[Extracted records]
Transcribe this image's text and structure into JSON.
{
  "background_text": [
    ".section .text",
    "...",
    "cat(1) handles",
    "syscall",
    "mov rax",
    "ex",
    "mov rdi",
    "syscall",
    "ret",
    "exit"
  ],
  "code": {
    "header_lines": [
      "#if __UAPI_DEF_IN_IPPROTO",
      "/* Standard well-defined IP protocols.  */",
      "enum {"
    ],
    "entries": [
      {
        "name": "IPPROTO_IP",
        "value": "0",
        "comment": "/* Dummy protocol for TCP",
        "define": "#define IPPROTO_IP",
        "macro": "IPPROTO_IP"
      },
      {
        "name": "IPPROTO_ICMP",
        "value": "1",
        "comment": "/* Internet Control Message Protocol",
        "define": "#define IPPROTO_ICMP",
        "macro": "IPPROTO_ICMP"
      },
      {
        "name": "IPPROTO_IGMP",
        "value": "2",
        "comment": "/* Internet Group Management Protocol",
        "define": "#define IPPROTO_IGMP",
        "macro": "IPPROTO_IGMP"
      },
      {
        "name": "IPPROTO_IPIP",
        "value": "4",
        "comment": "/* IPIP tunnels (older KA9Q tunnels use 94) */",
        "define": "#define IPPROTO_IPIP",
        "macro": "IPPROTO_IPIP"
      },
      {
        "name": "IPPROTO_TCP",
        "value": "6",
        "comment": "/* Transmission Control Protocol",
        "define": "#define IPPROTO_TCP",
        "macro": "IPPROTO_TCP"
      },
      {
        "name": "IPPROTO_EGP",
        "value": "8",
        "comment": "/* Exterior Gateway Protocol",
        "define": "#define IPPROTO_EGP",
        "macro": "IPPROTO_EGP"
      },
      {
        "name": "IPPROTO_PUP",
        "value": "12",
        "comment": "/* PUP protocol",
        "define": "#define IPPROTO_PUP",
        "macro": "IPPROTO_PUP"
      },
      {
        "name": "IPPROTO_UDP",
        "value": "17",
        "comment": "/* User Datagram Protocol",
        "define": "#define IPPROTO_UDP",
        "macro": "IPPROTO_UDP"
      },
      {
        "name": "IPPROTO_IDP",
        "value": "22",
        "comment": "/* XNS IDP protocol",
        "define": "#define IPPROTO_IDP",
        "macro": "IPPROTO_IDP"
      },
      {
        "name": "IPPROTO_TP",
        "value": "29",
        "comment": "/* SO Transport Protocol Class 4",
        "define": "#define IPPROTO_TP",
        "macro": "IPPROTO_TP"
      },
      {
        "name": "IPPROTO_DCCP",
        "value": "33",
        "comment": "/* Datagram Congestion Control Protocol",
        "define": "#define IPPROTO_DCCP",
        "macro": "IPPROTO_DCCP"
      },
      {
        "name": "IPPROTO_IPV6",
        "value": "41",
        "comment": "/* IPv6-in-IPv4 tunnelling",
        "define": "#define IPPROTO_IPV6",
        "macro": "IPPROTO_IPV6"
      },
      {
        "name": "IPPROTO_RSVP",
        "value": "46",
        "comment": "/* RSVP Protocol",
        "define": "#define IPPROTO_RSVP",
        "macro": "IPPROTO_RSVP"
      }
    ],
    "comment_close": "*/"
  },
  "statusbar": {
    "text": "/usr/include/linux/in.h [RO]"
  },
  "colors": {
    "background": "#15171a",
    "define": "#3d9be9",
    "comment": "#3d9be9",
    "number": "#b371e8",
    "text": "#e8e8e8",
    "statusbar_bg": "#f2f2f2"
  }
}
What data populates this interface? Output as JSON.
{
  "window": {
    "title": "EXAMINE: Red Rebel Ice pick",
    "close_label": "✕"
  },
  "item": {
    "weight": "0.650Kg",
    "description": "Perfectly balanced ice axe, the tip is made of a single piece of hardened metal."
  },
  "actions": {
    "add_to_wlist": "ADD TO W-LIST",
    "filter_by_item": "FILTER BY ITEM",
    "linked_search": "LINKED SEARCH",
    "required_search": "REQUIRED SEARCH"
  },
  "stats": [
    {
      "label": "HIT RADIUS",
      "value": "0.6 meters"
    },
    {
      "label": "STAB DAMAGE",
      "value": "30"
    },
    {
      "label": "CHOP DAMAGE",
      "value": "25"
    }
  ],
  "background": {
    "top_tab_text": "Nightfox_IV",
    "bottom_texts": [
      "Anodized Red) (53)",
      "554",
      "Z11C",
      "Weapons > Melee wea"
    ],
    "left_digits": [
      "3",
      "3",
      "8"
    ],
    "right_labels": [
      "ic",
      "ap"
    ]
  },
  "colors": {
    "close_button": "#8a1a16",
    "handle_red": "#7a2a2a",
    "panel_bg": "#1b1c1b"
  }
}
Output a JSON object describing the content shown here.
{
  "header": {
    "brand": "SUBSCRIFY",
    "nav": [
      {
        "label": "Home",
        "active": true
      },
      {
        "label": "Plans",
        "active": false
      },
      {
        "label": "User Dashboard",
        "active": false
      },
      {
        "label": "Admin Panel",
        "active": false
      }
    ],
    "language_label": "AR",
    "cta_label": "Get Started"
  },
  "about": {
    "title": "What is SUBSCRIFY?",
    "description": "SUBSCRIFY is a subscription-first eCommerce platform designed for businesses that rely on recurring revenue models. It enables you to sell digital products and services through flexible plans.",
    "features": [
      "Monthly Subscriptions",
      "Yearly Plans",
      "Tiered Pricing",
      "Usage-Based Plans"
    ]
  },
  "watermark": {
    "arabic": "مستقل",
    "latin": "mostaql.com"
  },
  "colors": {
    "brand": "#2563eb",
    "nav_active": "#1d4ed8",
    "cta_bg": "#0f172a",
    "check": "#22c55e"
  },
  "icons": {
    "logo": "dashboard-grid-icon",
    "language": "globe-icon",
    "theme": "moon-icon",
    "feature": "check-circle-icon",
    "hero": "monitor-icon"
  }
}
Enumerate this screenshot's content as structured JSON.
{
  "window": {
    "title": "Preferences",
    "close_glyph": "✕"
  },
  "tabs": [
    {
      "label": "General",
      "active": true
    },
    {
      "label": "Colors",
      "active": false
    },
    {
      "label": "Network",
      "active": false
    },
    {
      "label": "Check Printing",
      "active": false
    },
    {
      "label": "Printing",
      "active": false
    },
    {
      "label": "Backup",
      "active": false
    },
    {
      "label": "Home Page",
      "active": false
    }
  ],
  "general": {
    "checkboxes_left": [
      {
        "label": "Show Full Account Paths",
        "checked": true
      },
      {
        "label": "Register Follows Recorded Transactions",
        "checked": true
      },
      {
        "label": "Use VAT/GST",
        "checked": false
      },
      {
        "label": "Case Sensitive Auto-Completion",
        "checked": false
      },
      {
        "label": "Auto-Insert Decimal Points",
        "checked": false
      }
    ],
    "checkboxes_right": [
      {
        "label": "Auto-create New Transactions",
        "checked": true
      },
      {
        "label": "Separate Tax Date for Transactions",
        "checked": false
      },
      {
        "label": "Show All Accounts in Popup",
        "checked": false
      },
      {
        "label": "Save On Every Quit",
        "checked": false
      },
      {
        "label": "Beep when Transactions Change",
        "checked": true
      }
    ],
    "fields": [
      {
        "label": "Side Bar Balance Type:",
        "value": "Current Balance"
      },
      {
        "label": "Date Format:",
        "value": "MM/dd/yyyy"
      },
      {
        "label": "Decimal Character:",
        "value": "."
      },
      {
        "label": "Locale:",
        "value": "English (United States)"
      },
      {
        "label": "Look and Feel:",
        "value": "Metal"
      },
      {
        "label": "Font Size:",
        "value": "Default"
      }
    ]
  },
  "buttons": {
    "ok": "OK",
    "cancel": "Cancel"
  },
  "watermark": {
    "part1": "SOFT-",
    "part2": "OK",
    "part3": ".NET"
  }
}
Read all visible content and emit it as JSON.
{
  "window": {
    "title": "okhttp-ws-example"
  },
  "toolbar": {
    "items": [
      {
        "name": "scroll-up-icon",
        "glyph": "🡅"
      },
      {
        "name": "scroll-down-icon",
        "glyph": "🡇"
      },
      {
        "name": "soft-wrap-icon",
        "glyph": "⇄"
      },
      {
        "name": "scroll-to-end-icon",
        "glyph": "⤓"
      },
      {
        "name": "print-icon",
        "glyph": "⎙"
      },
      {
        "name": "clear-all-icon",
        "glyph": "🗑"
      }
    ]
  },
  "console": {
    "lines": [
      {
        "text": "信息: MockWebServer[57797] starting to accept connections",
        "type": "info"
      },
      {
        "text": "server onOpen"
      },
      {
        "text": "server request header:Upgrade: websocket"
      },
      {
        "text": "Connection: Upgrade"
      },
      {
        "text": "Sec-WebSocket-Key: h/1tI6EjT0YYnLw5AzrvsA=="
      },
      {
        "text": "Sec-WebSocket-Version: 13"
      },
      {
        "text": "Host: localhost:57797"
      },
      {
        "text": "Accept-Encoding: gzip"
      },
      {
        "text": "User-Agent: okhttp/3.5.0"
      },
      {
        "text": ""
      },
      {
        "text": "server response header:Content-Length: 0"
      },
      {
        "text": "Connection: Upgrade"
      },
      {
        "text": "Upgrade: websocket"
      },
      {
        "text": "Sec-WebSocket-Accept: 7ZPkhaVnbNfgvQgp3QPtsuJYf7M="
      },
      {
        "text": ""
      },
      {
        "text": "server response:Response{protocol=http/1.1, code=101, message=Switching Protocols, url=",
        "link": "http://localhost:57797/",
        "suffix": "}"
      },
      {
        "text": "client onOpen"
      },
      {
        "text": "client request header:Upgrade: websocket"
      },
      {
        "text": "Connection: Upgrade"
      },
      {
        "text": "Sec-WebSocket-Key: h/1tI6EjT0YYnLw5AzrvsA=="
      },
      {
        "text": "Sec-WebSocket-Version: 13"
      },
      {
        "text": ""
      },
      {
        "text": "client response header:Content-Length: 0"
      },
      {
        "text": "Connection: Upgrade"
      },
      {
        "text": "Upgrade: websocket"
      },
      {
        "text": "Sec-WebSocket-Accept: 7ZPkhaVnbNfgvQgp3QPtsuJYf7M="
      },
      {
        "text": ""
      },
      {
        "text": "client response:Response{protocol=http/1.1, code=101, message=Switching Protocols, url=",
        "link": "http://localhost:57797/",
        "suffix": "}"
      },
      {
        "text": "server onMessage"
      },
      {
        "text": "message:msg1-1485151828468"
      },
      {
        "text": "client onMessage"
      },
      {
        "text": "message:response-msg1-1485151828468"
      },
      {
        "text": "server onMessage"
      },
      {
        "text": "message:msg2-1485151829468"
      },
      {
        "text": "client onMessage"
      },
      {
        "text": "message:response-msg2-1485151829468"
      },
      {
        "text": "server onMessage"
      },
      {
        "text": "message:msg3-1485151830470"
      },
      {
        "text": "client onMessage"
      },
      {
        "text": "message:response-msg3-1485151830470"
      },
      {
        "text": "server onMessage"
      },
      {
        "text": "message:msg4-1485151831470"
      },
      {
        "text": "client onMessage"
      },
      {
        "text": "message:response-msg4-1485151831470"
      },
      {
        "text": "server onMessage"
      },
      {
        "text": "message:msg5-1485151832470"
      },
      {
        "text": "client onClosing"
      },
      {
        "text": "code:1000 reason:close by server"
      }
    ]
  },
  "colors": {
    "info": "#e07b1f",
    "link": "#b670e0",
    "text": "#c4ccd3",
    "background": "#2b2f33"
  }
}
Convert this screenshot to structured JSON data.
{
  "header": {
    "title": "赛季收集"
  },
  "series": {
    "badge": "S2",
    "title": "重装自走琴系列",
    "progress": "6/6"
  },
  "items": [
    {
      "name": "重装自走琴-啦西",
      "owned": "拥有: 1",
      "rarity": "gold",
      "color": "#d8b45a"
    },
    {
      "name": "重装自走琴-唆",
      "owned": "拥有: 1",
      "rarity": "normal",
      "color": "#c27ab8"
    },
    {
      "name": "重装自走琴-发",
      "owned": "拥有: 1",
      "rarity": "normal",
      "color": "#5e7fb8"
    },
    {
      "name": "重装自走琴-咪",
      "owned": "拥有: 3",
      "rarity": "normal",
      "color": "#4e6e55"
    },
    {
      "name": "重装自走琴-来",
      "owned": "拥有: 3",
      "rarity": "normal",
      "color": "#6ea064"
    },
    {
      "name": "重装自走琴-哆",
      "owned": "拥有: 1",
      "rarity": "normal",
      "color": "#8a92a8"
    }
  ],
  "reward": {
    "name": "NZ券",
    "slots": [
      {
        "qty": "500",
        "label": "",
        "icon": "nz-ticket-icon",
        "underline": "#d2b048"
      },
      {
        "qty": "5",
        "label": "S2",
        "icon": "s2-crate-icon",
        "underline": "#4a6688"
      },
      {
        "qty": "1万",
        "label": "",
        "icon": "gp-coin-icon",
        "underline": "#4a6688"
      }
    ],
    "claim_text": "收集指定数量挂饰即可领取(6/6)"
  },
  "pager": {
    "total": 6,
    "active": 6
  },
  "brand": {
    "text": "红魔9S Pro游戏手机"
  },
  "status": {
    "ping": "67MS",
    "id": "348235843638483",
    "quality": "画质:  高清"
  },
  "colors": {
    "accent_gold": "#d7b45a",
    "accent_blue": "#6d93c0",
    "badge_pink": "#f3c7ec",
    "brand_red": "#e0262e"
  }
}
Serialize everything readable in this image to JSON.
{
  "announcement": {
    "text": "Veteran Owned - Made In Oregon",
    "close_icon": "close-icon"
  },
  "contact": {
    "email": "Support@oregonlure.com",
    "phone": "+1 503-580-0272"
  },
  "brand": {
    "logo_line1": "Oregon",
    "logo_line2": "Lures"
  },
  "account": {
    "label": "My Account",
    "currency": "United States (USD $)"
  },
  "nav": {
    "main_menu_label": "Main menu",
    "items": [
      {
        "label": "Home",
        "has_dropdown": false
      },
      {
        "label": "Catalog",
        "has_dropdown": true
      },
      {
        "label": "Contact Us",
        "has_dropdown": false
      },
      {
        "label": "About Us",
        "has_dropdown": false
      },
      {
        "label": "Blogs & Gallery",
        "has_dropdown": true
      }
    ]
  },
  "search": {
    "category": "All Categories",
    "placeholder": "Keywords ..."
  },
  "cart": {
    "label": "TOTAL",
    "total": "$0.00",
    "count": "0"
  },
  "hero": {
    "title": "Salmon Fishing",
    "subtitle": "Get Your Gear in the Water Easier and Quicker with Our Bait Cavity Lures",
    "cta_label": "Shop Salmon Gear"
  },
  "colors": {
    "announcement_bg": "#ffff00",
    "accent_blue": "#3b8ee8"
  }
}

■ What is needed: Report each line of the material above where the word "Control" appears.

■ Problem solution:
        "comment": "/* Internet Control Message Protocol",
        "comment": "/* Transmission Control Protocol",
        "comment": "/* Datagram Congestion Control Protocol",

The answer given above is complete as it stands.